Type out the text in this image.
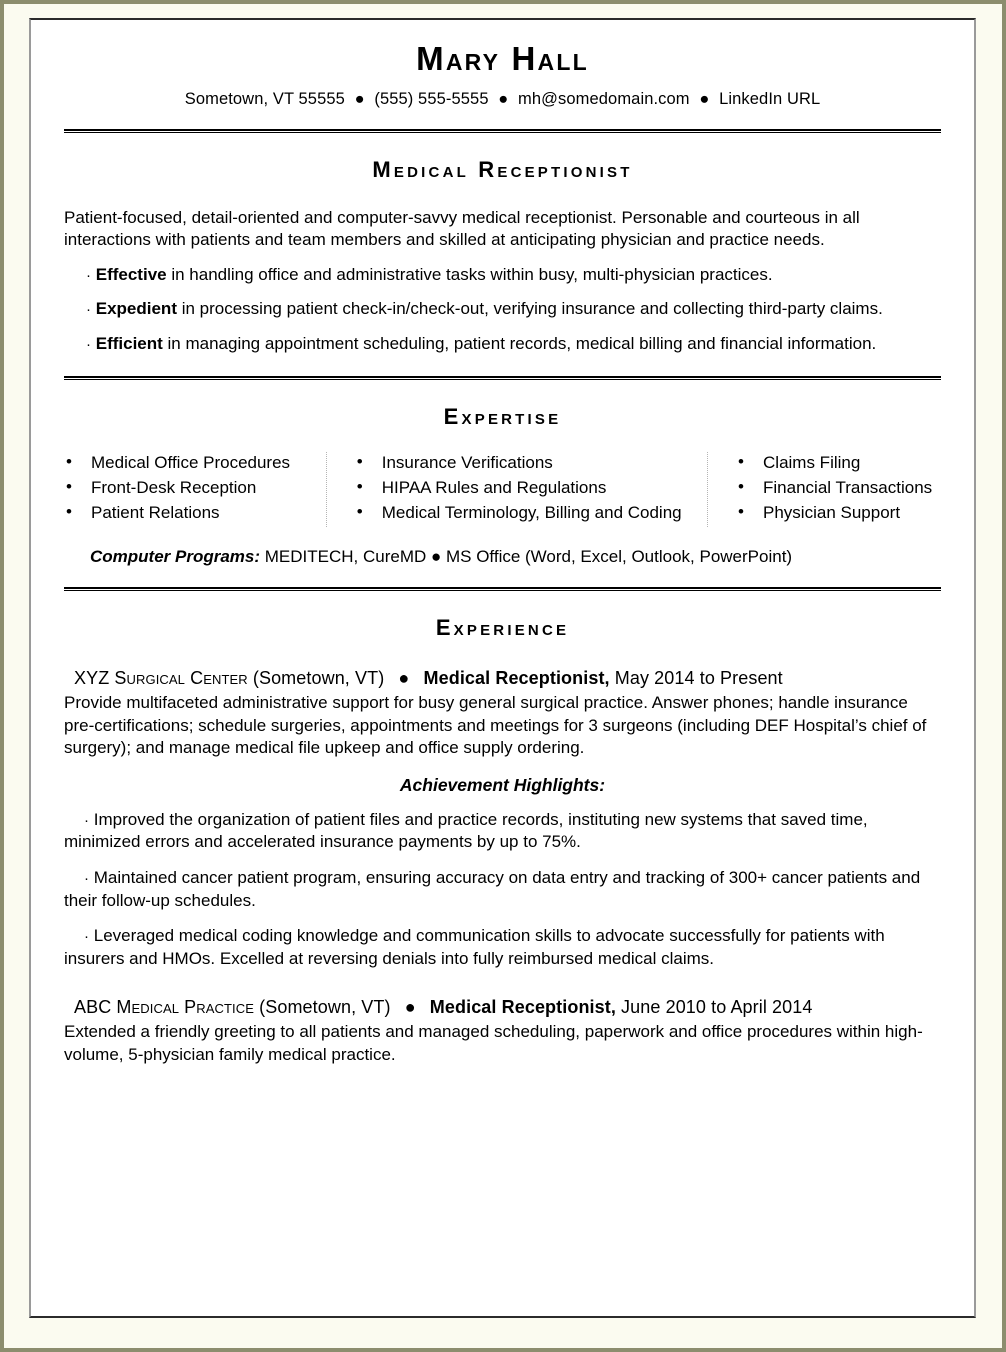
Mary Hall
Sometown, VT 55555 ● (555) 555-5555 ● mh@somedomain.com ● LinkedIn URL
Medical Receptionist
Patient-focused, detail-oriented and computer-savvy medical receptionist. Personable and courteous in all interactions with patients and team members and skilled at anticipating physician and practice needs.
· Effective in handling office and administrative tasks within busy, multi-physician practices.
· Expedient in processing patient check-in/check-out, verifying insurance and collecting third-party claims.
· Efficient in managing appointment scheduling, patient records, medical billing and financial information.
Expertise
• Medical Office Procedures
• Front-Desk Reception
• Patient Relations
• Insurance Verifications
• HIPAA Rules and Regulations
• Medical Terminology, Billing and Coding
• Claims Filing
• Financial Transactions
• Physician Support
Computer Programs: MEDITECH, CureMD ● MS Office (Word, Excel, Outlook, PowerPoint)
Experience
XYZ Surgical Center (Sometown, VT) ● Medical Receptionist, May 2014 to Present
Provide multifaceted administrative support for busy general surgical practice. Answer phones; handle insurance pre-certifications; schedule surgeries, appointments and meetings for 3 surgeons (including DEF Hospital’s chief of surgery); and manage medical file upkeep and office supply ordering.
Achievement Highlights:
· Improved the organization of patient files and practice records, instituting new systems that saved time, minimized errors and accelerated insurance payments by up to 75%.
· Maintained cancer patient program, ensuring accuracy on data entry and tracking of 300+ cancer patients and their follow-up schedules.
· Leveraged medical coding knowledge and communication skills to advocate successfully for patients with insurers and HMOs. Excelled at reversing denials into fully reimbursed medical claims.
ABC Medical Practice (Sometown, VT) ● Medical Receptionist, June 2010 to April 2014
Extended a friendly greeting to all patients and managed scheduling, paperwork and office procedures within high-volume, 5-physician family medical practice.
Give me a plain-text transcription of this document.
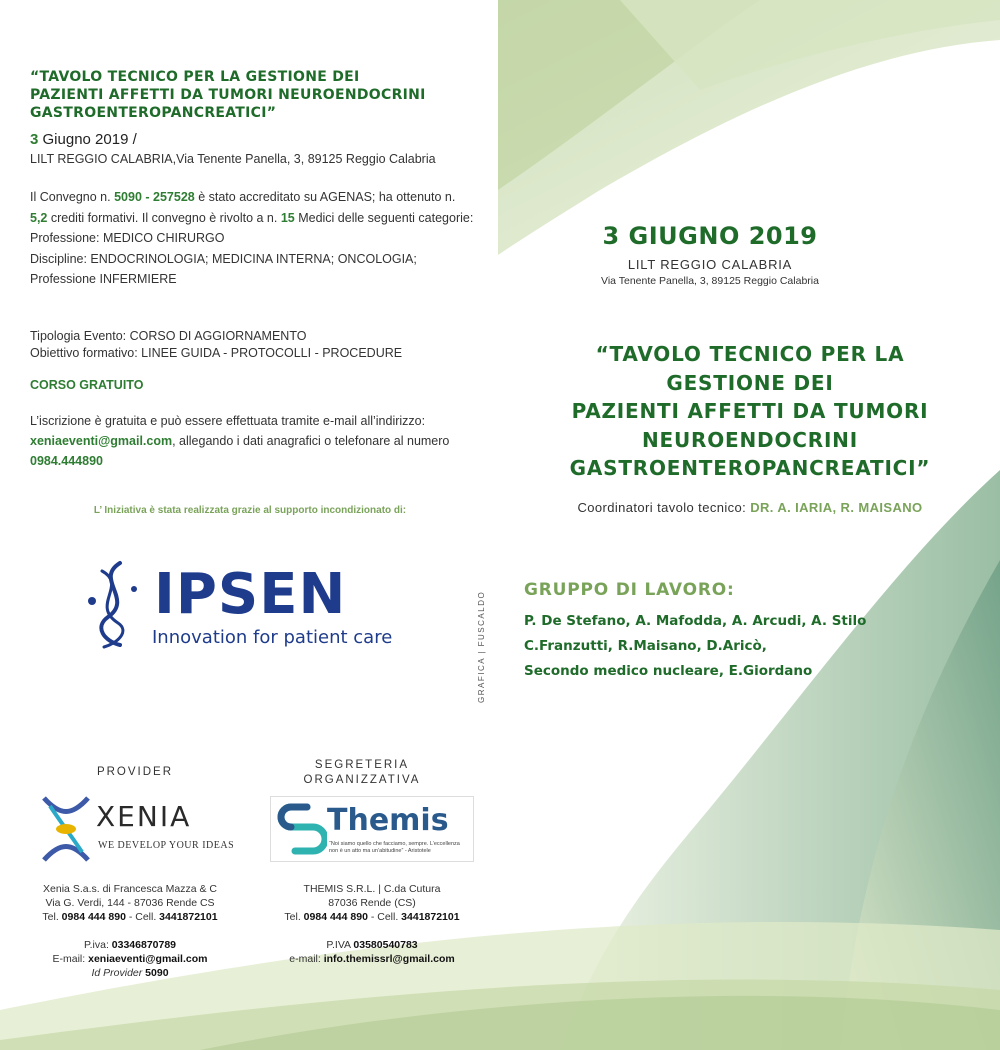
“TAVOLO TECNICO PER LA GESTIONE DEI
PAZIENTI AFFETTI DA TUMORI NEUROENDOCRINI
GASTROENTEROPANCREATICI”
3 Giugno 2019 /
LILT REGGIO CALABRIA,Via Tenente Panella, 3, 89125 Reggio Calabria
Il Convegno n. 5090 - 257528 è stato accreditato su AGENAS; ha ottenuto n. 5,2 crediti formativi. Il convegno è rivolto a n. 15 Medici delle seguenti categorie:
Professione: MEDICO CHIRURGO
Discipline: ENDOCRINOLOGIA; MEDICINA INTERNA; ONCOLOGIA;
Professione INFERMIERE
Tipologia Evento: CORSO DI AGGIORNAMENTO
Obiettivo formativo: LINEE GUIDA - PROTOCOLLI - PROCEDURE
CORSO GRATUITO
L’iscrizione è gratuita e può essere effettuata tramite e-mail all’indirizzo: xeniaeventi@gmail.com, allegando i dati anagrafici o telefonare al numero 0984.444890
L’ Iniziativa è stata realizzata grazie al supporto incondizionato di:
IPSEN
Innovation for patient care	GRAFICA | FUSCALDO
PROVIDER
SEGRETERIA
ORGANIZZATIVA
XENIA
WE DEVELOP YOUR IDEAS
Themis
“Noi siamo quello che facciamo, sempre. L’eccellenza non è un atto ma un’abitudine” - Aristotele
Xenia S.a.s. di Francesca Mazza & C
Via G. Verdi, 144 - 87036 Rende CS
Tel. 0984 444 890 - Cell. 3441872101
P.iva: 03346870789
E-mail: xeniaeventi@gmail.com
Id Provider 5090
THEMIS S.R.L. | C.da Cutura
87036 Rende (CS)
Tel. 0984 444 890 - Cell. 3441872101
P.IVA 03580540783
e-mail: info.themissrl@gmail.com
3 GIUGNO 2019
LILT REGGIO CALABRIA
Via Tenente Panella, 3, 89125 Reggio Calabria
“TAVOLO TECNICO PER LA
GESTIONE DEI
PAZIENTI AFFETTI DA TUMORI
NEUROENDOCRINI
GASTROENTEROPANCREATICI”
Coordinatori tavolo tecnico: DR. A. IARIA, R. MAISANO
GRUPPO DI LAVORO:
P. De Stefano, A. Mafodda, A. Arcudi, A. Stilo
C.Franzutti, R.Maisano, D.Aricò,
Secondo medico nucleare, E.Giordano
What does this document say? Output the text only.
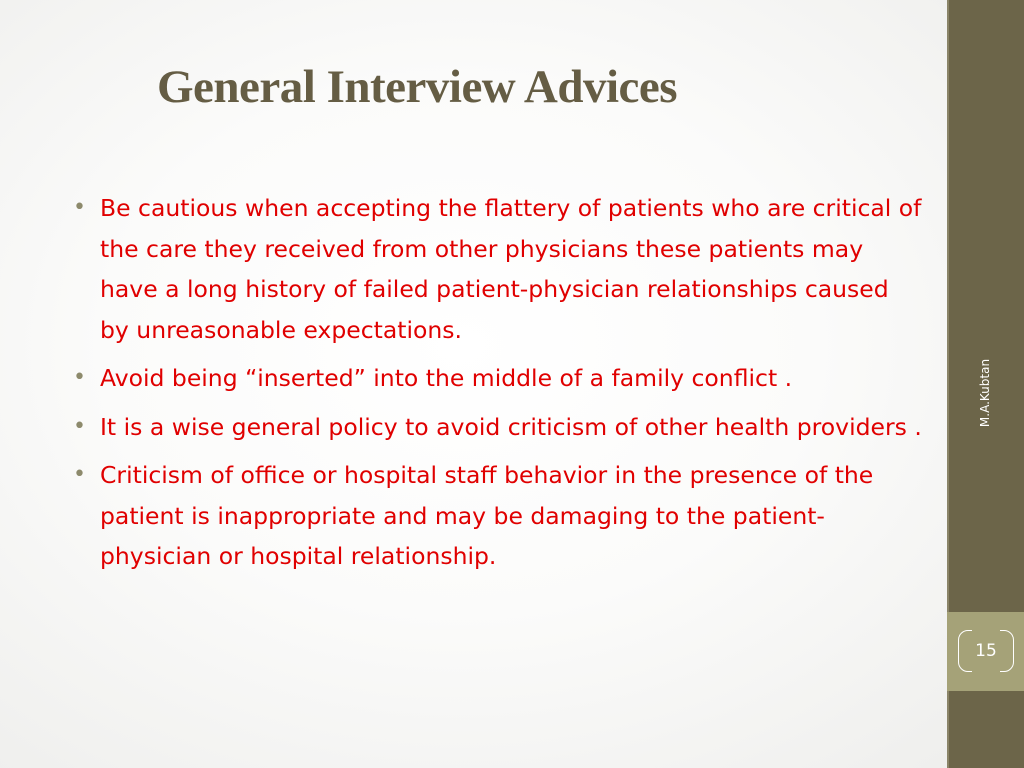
M.A.Kubtan
15
General Interview Advices
• Be cautious when accepting the flattery of patients who are critical of the care they received from other physicians these patients may have a long history of failed patient-physician relationships caused by unreasonable expectations.
• Avoid being “inserted” into the middle of a family conflict .
• It is a wise general policy to avoid criticism of other health providers .
• Criticism of office or hospital staff behavior in the presence of the patient is inappropriate and may be damaging to the patient-physician or hospital relationship.
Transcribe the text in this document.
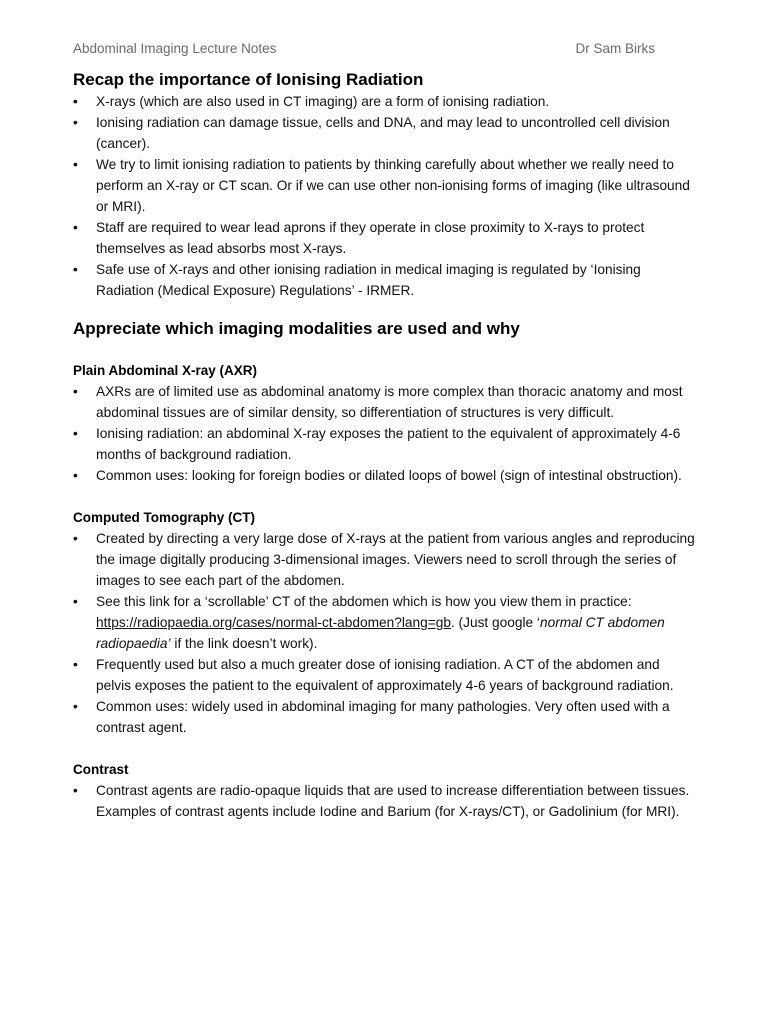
Abdominal Imaging Lecture Notes	Dr Sam Birks
Recap the importance of Ionising Radiation
•	X-rays (which are also used in CT imaging) are a form of ionising radiation.
•	Ionising radiation can damage tissue, cells and DNA, and may lead to uncontrolled cell division (cancer).
•	We try to limit ionising radiation to patients by thinking carefully about whether we really need to perform an X-ray or CT scan. Or if we can use other non-ionising forms of imaging (like ultrasound or MRI).
•	Staff are required to wear lead aprons if they operate in close proximity to X-rays to protect themselves as lead absorbs most X-rays.
•	Safe use of X-rays and other ionising radiation in medical imaging is regulated by ‘Ionising Radiation (Medical Exposure) Regulations’ - IRMER.
Appreciate which imaging modalities are used and why
Plain Abdominal X-ray (AXR)
•	AXRs are of limited use as abdominal anatomy is more complex than thoracic anatomy and most abdominal tissues are of similar density, so differentiation of structures is very difficult.
•	Ionising radiation: an abdominal X-ray exposes the patient to the equivalent of approximately 4-6 months of background radiation.
•	Common uses: looking for foreign bodies or dilated loops of bowel (sign of intestinal obstruction).
Computed Tomography (CT)
•	Created by directing a very large dose of X-rays at the patient from various angles and reproducing the image digitally producing 3-dimensional images. Viewers need to scroll through the series of images to see each part of the abdomen.
•	See this link for a ‘scrollable’ CT of the abdomen which is how you view them in practice: https://radiopaedia.org/cases/normal-ct-abdomen?lang=gb. (Just google ‘normal CT abdomen radiopaedia’ if the link doesn’t work).
•	Frequently used but also a much greater dose of ionising radiation. A CT of the abdomen and pelvis exposes the patient to the equivalent of approximately 4-6 years of background radiation.
•	Common uses: widely used in abdominal imaging for many pathologies. Very often used with a contrast agent.
Contrast
•	Contrast agents are radio-opaque liquids that are used to increase differentiation between tissues. Examples of contrast agents include Iodine and Barium (for X-rays/CT), or Gadolinium (for MRI).
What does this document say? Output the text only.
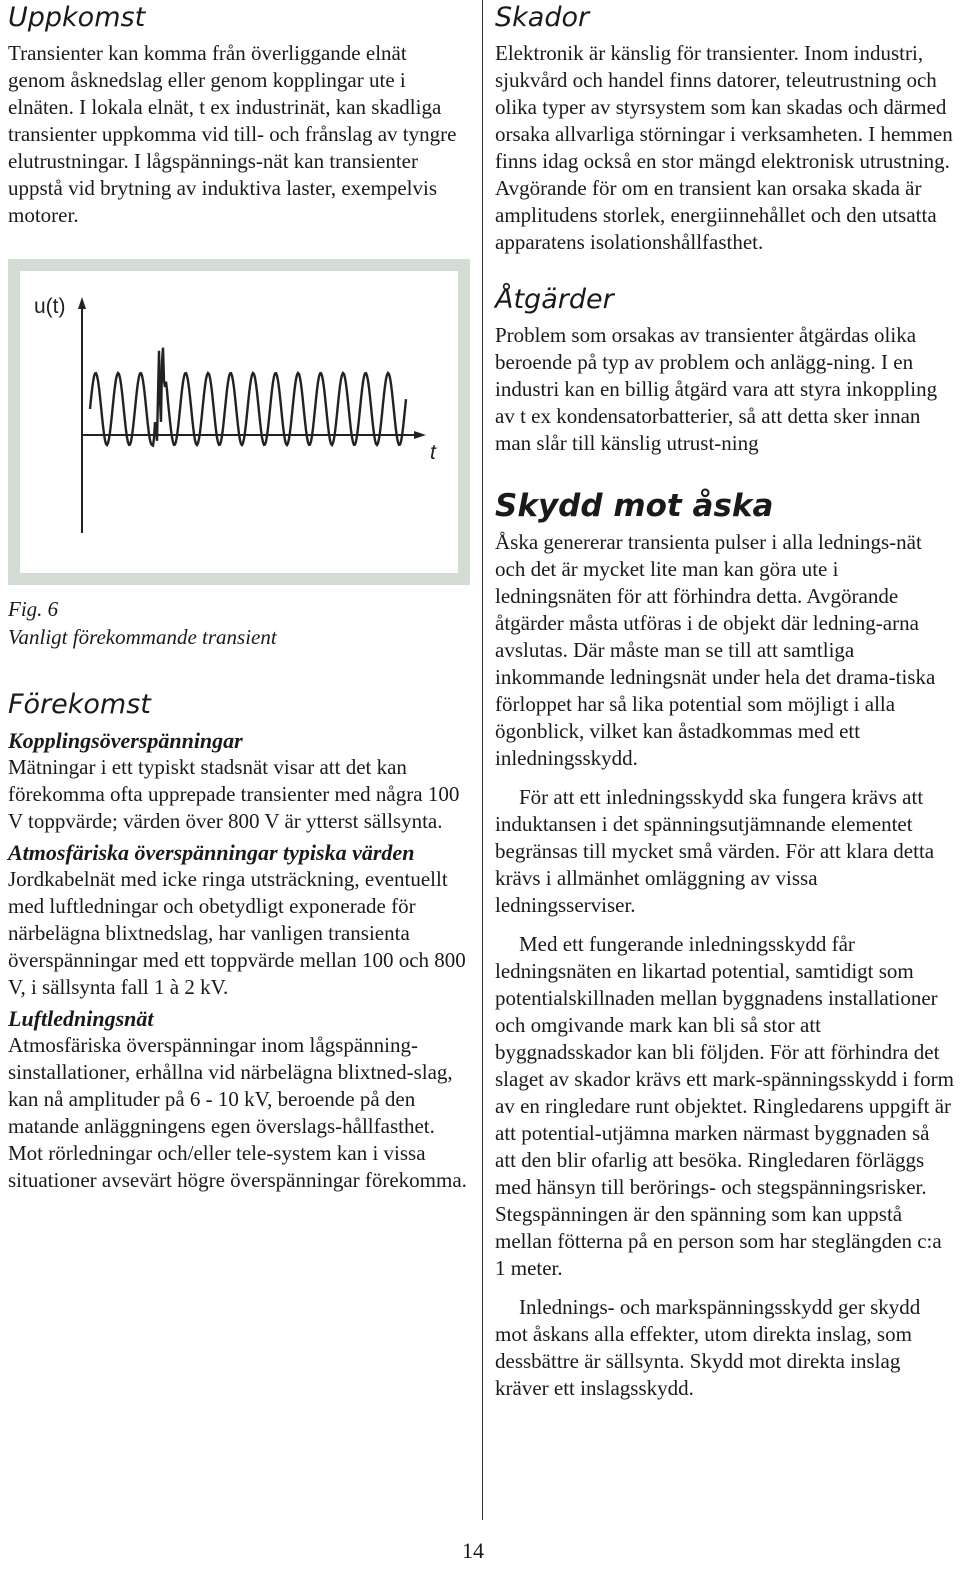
Uppkomst

Transienter kan komma från överliggande elnät genom åsknedslag eller genom kopplingar ute i elnäten. I lokala elnät, t ex industrinät, kan skadliga transienter uppkomma vid till- och frånslag av tyngre elutrustningar. I lågspännings-nät kan transienter uppstå vid brytning av induktiva laster, exempelvis motorer.

u(t)
t
Fig. 6
Vanligt förekommande transient
Förekomst
Kopplingsöverspänningar

Mätningar i ett typiskt stadsnät visar att det kan förekomma ofta upprepade transienter med några 100 V toppvärde; värden över 800 V är ytterst sällsynta.

Atmosfäriska överspänningar typiska värden

Jordkabelnät med icke ringa utsträckning, eventuellt med luftledningar och obetydligt exponerade för närbelägna blixtnedslag, har vanligen transienta överspänningar med ett toppvärde mellan 100 och 800 V, i sällsynta fall 1 à 2 kV.

Luftledningsnät

Atmosfäriska överspänningar inom lågspänning-sinstallationer, erhållna vid närbelägna blixtned-slag, kan nå amplituder på 6 - 10 kV, beroende på den matande anläggningens egen överslags-hållfasthet. Mot rörledningar och/eller tele-system kan i vissa situationer avsevärt högre överspänningar förekomma.

Skador

Elektronik är känslig för transienter. Inom industri, sjukvård och handel finns datorer, teleutrustning och olika typer av styrsystem som kan skadas och därmed orsaka allvarliga störningar i verksamheten. I hemmen finns idag också en stor mängd elektronisk utrustning. Avgörande för om en transient kan orsaka skada är amplitudens storlek, energiinnehållet och den utsatta apparatens isolationshållfasthet.

Åtgärder

Problem som orsakas av transienter åtgärdas olika beroende på typ av problem och anlägg-ning. I en industri kan en billig åtgärd vara att styra inkoppling av t ex kondensatorbatterier, så att detta sker innan man slår till känslig utrust-ning

Skydd mot åska

Åska genererar transienta pulser i alla lednings-nät och det är mycket lite man kan göra ute i ledningsnäten för att förhindra detta. Avgörande åtgärder måsta utföras i de objekt där ledning-arna avslutas. Där måste man se till att samtliga inkommande ledningsnät under hela det drama-tiska förloppet har så lika potential som möjligt i alla ögonblick, vilket kan åstadkommas med ett inledningsskydd.

För att ett inledningsskydd ska fungera krävs att induktansen i det spänningsutjämnande elementet begränsas till mycket små värden. För att klara detta krävs i allmänhet omläggning av vissa ledningsserviser.

Med ett fungerande inledningsskydd får ledningsnäten en likartad potential, samtidigt som potentialskillnaden mellan byggnadens installationer och omgivande mark kan bli så stor att byggnadsskador kan bli följden. För att förhindra det slaget av skador krävs ett mark-spänningsskydd i form av en ringledare runt objektet. Ringledarens uppgift är att potential-utjämna marken närmast byggnaden så att den blir ofarlig att besöka. Ringledaren förläggs med hänsyn till berörings- och stegspänningsrisker. Stegspänningen är den spänning som kan uppstå mellan fötterna på en person som har steglängden c:a 1 meter.

Inlednings- och markspänningsskydd ger skydd mot åskans alla effekter, utom direkta inslag, som dessbättre är sällsynta. Skydd mot direkta inslag kräver ett inslagsskydd.

14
━━━━
Find all the lines with "mail" in the data and copy them.

## Expected output:
L’iscrizione è gratuita e può essere effettuata tramite e-mail all’indirizzo: xeniaeventi@gmail.com, allegando i dati anagrafici o telefonare al numero 0984.444890
E-mail: xeniaeventi@gmail.com
e-mail: info.themissrl@gmail.com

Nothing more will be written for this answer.